STUDY TEXT —
┄┄┄┄┄┄┄┄┄┄

Well I can think of several options…
Option 1 : save differently. In the original post you mentioned how you were recreating the objects upon reloading as you knew pointers would be rubbish. This is kinda the same issue. Instead of trying to store objects and pointers, store the data required to recreate those objects. I believe this is the standard go-to solution when other developers need to do this kind of thing.
Option 2 : use GameState. Don’t move your objects to the GameInstance when switching levels. Save them before map load, let them be destroyed, and reload them after map load. This might only work if the map and gamestate are always the same though.
Option 3 : upgrade the serializer to fix paths dynamically. The way FObjectAndNameAsStringArchive works is really simple, nothing to be scared about. Whenever it encounters an object pointer to save, it saves object->GetPathName() instead. Upon loading, it reads that string and uses FindObject/LoadObject to find the actual object.

With a bit of additional code, after spawning the master object, you could get its path (eg. /Engine/Transient.UnrealEdEngine_0:MyGameInstance_C_1.MasterStateObj_1), then replace the old root path with that new root path before using FindObject.
Option 4 : as a matter of fact a while ago I did experiment with making my own serializer to do this sort of things. It might do exactly what you’re trying to do. It’s a bit rushed, not documented, and barely tested though so there could be bugs remaining. But not the bugs already discussed here. Actors and components deserialization are a pain and probably not very solid, but for UObjects I’ve had satisfying results.
The system works differently - it takes a single “root” object as input and serializes that object along with all its subobjects into a file. Subobjects are discovered automatically while traversing and serializing UObject* properties. It’s designed to properly resolve all internal references upon reloading, while references to external objects will obviously suffer the usual caveats.
The outer of the root object is intentionally not serialized as it would typically be an external reference which the user (developper) should specify upon reloading.
Usage looks like this :
But usage should be easily adaptable, such as putting the resulting array of bytes into a SaveGame property rather than directly saving to file.

┄┄┄┄┄┄┄┄┄┄

RECORD EXTRACTS —
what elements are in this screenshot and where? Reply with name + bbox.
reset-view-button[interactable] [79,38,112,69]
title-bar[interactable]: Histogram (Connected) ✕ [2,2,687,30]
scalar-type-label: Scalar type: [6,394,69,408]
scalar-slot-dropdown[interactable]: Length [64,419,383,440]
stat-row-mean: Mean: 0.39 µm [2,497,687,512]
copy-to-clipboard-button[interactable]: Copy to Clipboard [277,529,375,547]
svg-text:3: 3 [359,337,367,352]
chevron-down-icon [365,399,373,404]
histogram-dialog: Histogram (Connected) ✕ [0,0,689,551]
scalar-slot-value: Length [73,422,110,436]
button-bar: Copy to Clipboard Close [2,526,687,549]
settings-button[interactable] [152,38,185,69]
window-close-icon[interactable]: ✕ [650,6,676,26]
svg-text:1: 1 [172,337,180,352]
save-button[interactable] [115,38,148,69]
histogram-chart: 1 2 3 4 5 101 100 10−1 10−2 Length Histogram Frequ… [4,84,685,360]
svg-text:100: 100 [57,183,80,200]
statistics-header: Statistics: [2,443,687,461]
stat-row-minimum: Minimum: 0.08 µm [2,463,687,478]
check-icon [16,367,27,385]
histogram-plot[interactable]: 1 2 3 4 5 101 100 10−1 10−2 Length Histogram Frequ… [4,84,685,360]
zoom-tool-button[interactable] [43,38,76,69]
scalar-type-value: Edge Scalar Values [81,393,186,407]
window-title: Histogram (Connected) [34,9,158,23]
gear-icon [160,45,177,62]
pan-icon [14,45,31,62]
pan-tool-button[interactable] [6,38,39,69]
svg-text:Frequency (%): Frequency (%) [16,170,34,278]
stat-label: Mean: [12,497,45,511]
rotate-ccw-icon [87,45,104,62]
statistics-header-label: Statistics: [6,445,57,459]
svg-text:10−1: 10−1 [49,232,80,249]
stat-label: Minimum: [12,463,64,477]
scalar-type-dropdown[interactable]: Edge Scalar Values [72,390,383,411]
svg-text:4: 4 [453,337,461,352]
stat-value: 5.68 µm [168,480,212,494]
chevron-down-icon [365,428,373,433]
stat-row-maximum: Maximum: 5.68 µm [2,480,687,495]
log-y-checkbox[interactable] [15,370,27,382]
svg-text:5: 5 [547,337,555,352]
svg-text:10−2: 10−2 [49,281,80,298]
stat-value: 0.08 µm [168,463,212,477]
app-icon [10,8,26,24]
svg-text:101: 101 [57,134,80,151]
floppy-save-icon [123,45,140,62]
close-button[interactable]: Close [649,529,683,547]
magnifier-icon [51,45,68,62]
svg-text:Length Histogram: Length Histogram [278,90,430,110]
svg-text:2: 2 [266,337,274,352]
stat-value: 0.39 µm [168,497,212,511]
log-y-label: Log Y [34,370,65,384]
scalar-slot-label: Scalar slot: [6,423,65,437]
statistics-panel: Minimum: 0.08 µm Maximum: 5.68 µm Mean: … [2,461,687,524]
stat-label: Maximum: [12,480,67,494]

┄┄┄┄┄┄┄┄┄┄

APPLY WHAT YOU READ —
A: According to the save-options post, what does FObjectAndNameAsStringArchive save whenever it encounters an object pointer?
B: Copy out the part of the save-options post starting with "The system works" and going on through "the usual caveats.".

ANSWERS FOR THE TASKS —
A: It saves object->GetPathName() instead.

B:
The system works differently - it takes a single “root” object as input and serializes that object along with all its subobjects into a file. Subobjects are discovered automatically while traversing and serializing UObject* properties. It’s designed to properly resolve all internal references upon reloading, while references to external objects will obviously suffer the usual caveats.